Extract all lines that hold "TURF" from the records below.

***** Exercise inputs *****

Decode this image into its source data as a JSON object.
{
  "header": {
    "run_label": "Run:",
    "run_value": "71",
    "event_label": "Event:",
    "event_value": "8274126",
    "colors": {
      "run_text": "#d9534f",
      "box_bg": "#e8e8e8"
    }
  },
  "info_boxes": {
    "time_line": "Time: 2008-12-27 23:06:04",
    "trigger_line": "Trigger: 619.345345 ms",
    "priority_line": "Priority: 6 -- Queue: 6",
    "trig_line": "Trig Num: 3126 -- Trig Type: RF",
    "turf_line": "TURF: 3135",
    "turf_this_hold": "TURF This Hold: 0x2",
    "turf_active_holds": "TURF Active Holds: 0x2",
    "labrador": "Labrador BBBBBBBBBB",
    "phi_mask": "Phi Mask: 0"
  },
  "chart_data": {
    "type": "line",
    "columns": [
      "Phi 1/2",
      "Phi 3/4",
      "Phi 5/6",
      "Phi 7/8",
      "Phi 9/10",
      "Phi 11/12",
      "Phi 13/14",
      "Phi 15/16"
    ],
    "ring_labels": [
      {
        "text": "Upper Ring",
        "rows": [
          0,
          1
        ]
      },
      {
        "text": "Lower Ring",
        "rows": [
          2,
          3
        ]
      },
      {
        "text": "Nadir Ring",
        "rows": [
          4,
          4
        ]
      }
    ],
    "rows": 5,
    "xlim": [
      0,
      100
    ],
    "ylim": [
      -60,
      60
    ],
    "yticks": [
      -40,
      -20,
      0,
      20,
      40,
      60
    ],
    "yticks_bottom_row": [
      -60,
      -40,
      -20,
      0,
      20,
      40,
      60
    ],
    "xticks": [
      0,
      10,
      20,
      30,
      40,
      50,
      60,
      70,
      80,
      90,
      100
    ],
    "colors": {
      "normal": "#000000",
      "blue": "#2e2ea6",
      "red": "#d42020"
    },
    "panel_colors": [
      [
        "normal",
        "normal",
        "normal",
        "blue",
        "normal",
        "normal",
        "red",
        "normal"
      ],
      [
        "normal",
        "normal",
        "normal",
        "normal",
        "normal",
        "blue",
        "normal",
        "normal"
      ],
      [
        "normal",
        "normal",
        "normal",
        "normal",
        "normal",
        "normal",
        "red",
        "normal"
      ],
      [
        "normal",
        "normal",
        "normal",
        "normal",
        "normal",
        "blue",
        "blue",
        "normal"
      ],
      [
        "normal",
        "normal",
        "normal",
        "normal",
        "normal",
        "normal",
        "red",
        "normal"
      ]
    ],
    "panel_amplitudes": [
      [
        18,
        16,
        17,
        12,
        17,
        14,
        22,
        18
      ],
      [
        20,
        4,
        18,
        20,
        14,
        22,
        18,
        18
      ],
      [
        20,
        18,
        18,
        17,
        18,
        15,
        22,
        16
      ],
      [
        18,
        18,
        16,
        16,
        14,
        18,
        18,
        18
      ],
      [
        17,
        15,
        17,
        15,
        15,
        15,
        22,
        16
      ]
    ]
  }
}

*****

### Task solution
    "turf_line": "TURF: 3135",
    "turf_this_hold": "TURF This Hold: 0x2",
    "turf_active_holds": "TURF Active Holds: 0x2",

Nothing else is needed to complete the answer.